[Records about charts and figures]
+++

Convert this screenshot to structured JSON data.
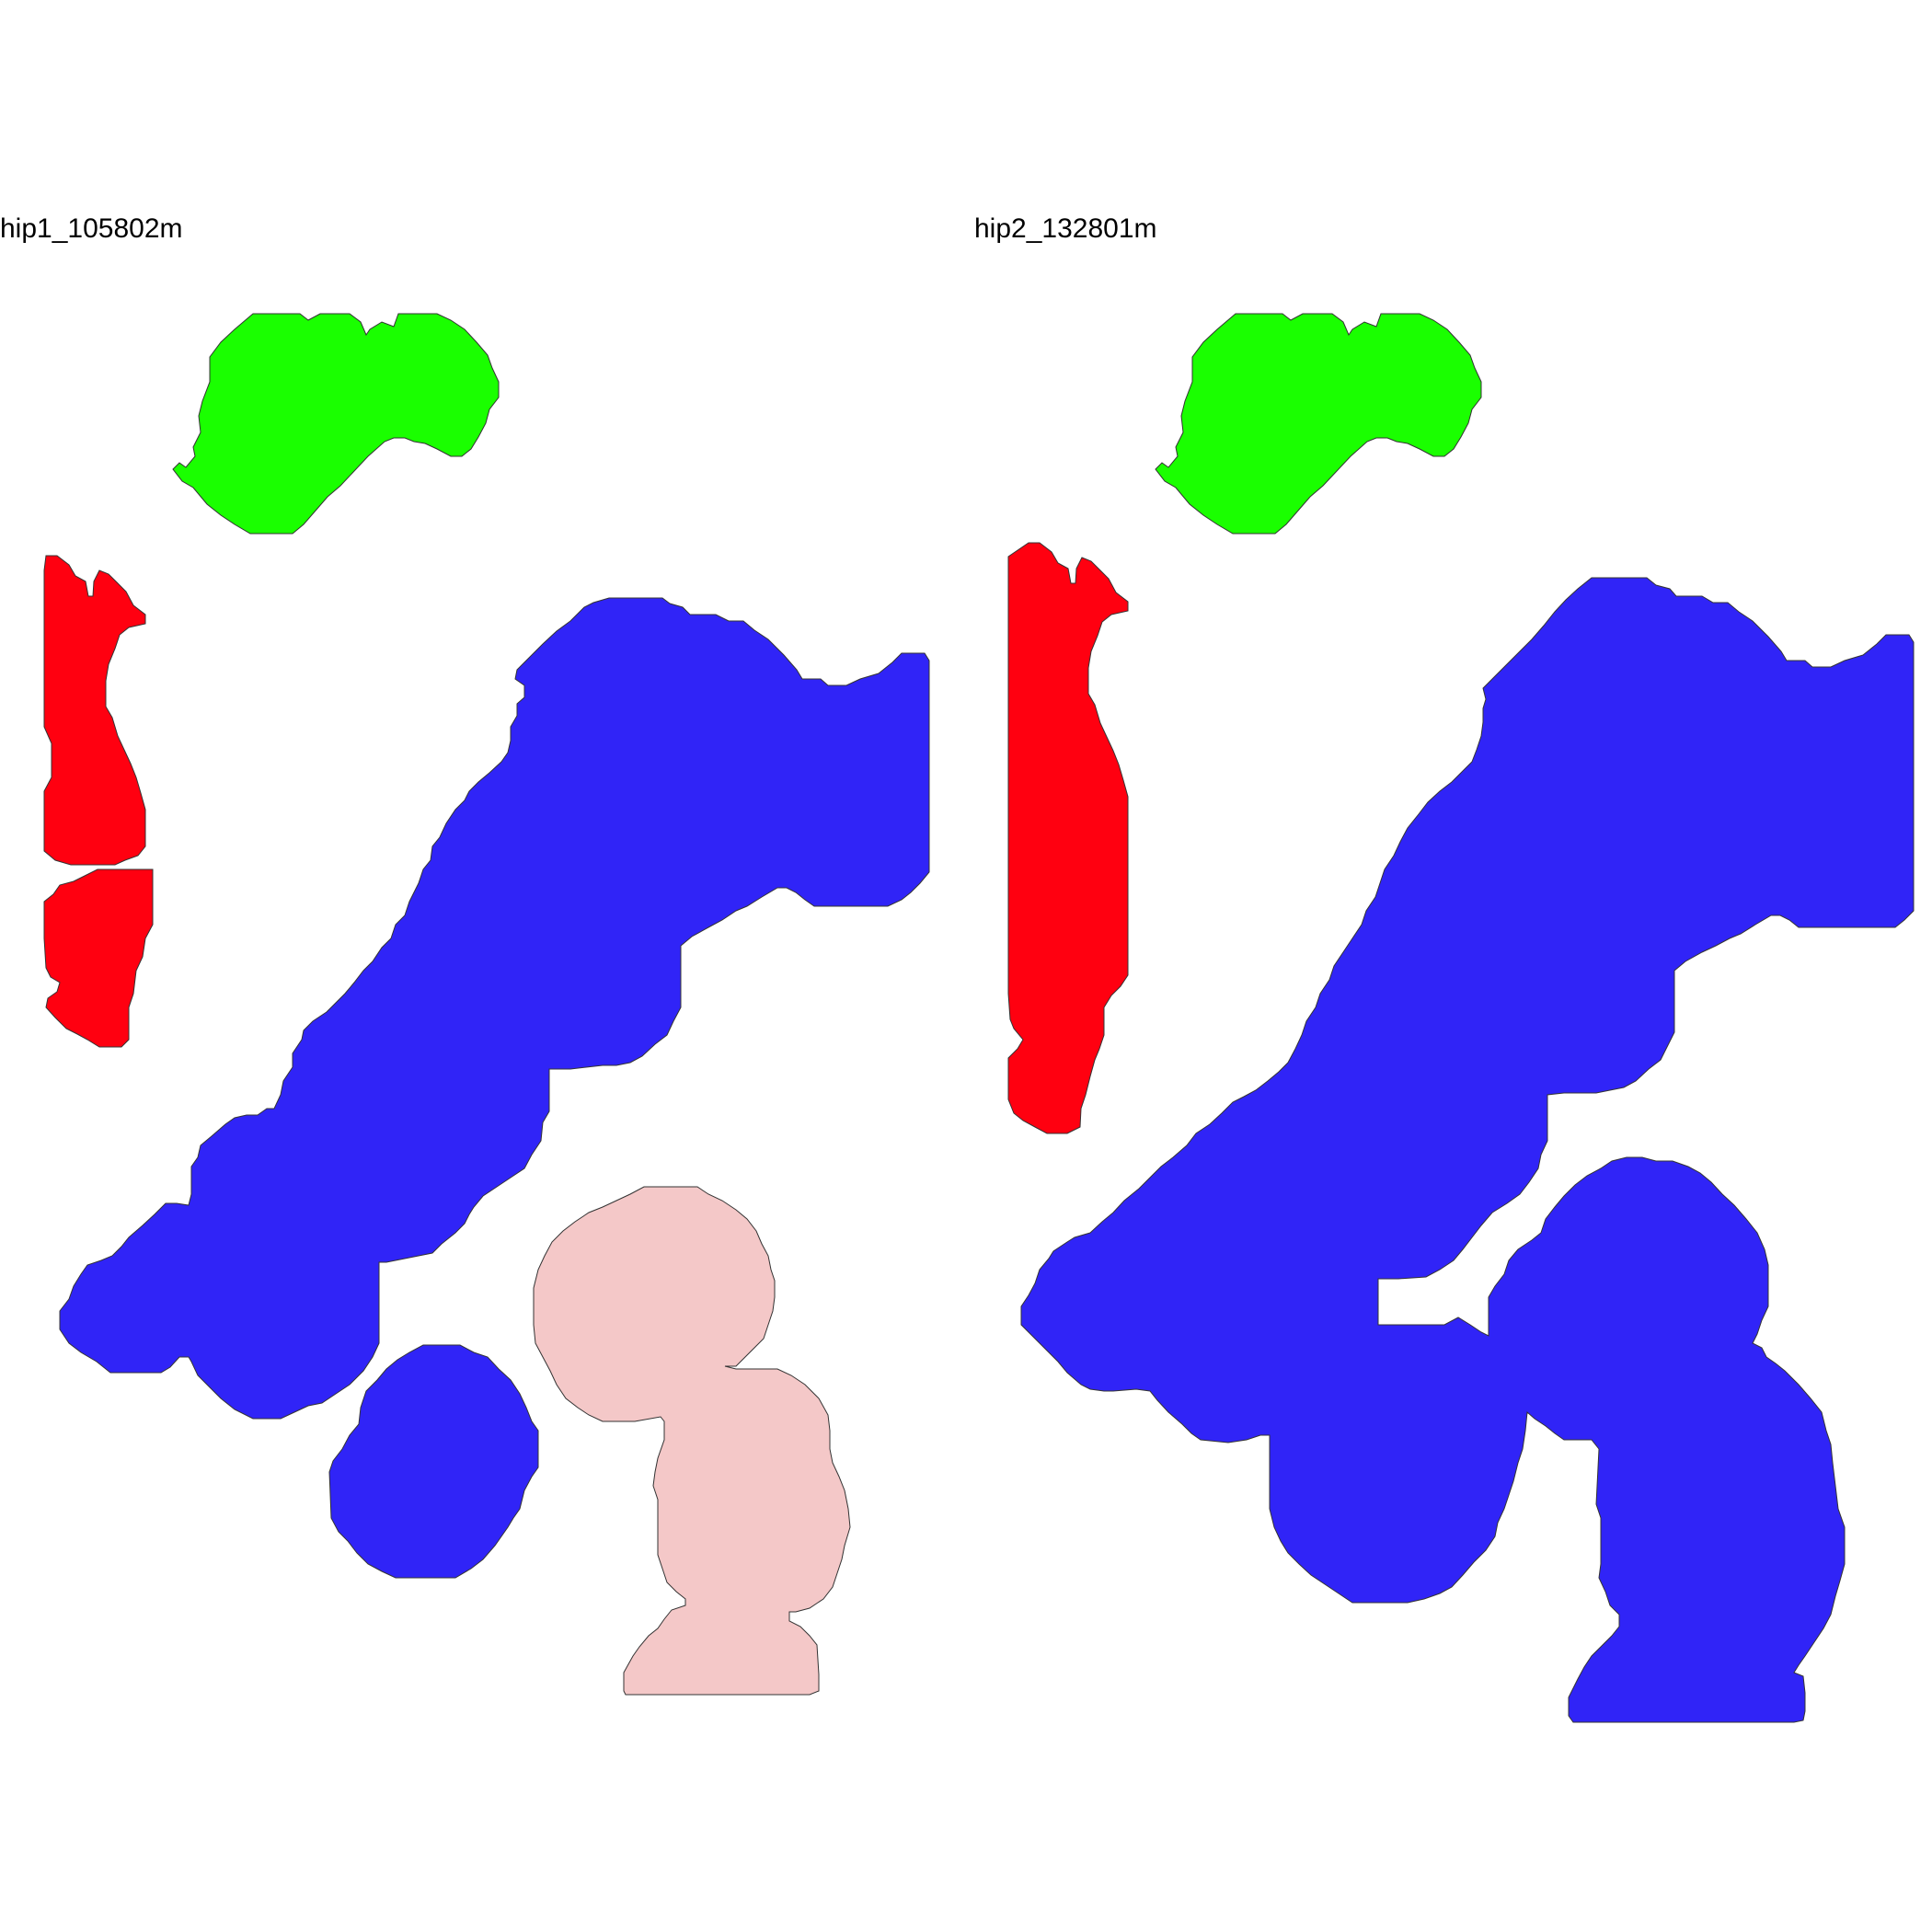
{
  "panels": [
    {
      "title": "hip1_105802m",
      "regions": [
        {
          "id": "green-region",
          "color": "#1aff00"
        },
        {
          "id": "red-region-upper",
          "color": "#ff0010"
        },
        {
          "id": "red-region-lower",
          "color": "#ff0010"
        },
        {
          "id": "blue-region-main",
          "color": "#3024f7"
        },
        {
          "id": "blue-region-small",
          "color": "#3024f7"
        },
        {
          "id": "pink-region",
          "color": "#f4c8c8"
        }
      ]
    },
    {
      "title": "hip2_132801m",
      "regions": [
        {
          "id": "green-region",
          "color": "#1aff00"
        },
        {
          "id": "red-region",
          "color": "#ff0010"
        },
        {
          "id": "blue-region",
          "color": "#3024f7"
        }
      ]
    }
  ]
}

+++

● **Given instruction**: State the count of lines that contain the string "title". Nothing else is needed.

● **Full response**: 2